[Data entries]
----------
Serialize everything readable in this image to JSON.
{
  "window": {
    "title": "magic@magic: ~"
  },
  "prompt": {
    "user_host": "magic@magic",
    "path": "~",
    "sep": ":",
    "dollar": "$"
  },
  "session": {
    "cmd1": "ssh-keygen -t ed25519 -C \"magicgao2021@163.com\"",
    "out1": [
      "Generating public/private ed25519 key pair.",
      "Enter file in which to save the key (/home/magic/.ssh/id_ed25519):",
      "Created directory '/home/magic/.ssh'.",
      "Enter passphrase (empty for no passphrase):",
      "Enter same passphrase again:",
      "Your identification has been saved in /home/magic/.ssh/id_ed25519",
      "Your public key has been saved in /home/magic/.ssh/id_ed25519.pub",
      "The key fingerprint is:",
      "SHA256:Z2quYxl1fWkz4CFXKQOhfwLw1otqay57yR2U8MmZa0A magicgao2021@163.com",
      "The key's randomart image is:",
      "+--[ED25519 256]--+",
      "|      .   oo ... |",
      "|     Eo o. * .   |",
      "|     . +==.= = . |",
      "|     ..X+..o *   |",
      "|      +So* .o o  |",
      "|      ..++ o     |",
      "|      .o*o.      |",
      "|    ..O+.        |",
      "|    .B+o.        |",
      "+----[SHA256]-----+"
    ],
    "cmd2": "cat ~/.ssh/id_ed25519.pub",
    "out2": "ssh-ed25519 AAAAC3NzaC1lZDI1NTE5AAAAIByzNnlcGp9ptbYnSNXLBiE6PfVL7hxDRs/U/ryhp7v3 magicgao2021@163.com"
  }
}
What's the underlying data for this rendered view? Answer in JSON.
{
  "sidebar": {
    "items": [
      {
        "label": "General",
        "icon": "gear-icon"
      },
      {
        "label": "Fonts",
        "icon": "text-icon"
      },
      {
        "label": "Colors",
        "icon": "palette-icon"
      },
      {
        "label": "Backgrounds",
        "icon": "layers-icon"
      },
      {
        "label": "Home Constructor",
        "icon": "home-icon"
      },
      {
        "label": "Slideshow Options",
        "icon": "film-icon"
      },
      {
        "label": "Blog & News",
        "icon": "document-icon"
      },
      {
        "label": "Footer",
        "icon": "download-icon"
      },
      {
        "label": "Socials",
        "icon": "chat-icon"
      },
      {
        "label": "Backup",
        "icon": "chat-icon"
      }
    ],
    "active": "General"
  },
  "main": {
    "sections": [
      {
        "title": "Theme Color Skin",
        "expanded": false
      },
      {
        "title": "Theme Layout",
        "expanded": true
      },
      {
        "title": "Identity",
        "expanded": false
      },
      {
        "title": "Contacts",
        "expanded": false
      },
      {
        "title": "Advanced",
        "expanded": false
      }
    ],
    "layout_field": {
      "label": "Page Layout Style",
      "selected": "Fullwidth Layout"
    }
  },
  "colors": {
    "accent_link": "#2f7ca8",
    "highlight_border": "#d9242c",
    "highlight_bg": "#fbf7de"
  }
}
----------
Work to do:
Write out the entries above once more, without altering anything.

Exercise response:
Serialize everything readable in this image to JSON.
{
  "window": {
    "title": "magic@magic: ~"
  },
  "prompt": {
    "user_host": "magic@magic",
    "path": "~",
    "sep": ":",
    "dollar": "$"
  },
  "session": {
    "cmd1": "ssh-keygen -t ed25519 -C \"magicgao2021@163.com\"",
    "out1": [
      "Generating public/private ed25519 key pair.",
      "Enter file in which to save the key (/home/magic/.ssh/id_ed25519):",
      "Created directory '/home/magic/.ssh'.",
      "Enter passphrase (empty for no passphrase):",
      "Enter same passphrase again:",
      "Your identification has been saved in /home/magic/.ssh/id_ed25519",
      "Your public key has been saved in /home/magic/.ssh/id_ed25519.pub",
      "The key fingerprint is:",
      "SHA256:Z2quYxl1fWkz4CFXKQOhfwLw1otqay57yR2U8MmZa0A magicgao2021@163.com",
      "The key's randomart image is:",
      "+--[ED25519 256]--+",
      "|      .   oo ... |",
      "|     Eo o. * .   |",
      "|     . +==.= = . |",
      "|     ..X+..o *   |",
      "|      +So* .o o  |",
      "|      ..++ o     |",
      "|      .o*o.      |",
      "|    ..O+.        |",
      "|    .B+o.        |",
      "+----[SHA256]-----+"
    ],
    "cmd2": "cat ~/.ssh/id_ed25519.pub",
    "out2": "ssh-ed25519 AAAAC3NzaC1lZDI1NTE5AAAAIByzNnlcGp9ptbYnSNXLBiE6PfVL7hxDRs/U/ryhp7v3 magicgao2021@163.com"
  }
}
What's the underlying data for this rendered view? Answer in JSON.
{
  "sidebar": {
    "items": [
      {
        "label": "General",
        "icon": "gear-icon"
      },
      {
        "label": "Fonts",
        "icon": "text-icon"
      },
      {
        "label": "Colors",
        "icon": "palette-icon"
      },
      {
        "label": "Backgrounds",
        "icon": "layers-icon"
      },
      {
        "label": "Home Constructor",
        "icon": "home-icon"
      },
      {
        "label": "Slideshow Options",
        "icon": "film-icon"
      },
      {
        "label": "Blog & News",
        "icon": "document-icon"
      },
      {
        "label": "Footer",
        "icon": "download-icon"
      },
      {
        "label": "Socials",
        "icon": "chat-icon"
      },
      {
        "label": "Backup",
        "icon": "chat-icon"
      }
    ],
    "active": "General"
  },
  "main": {
    "sections": [
      {
        "title": "Theme Color Skin",
        "expanded": false
      },
      {
        "title": "Theme Layout",
        "expanded": true
      },
      {
        "title": "Identity",
        "expanded": false
      },
      {
        "title": "Contacts",
        "expanded": false
      },
      {
        "title": "Advanced",
        "expanded": false
      }
    ],
    "layout_field": {
      "label": "Page Layout Style",
      "selected": "Fullwidth Layout"
    }
  },
  "colors": {
    "accent_link": "#2f7ca8",
    "highlight_border": "#d9242c",
    "highlight_bg": "#fbf7de"
  }
}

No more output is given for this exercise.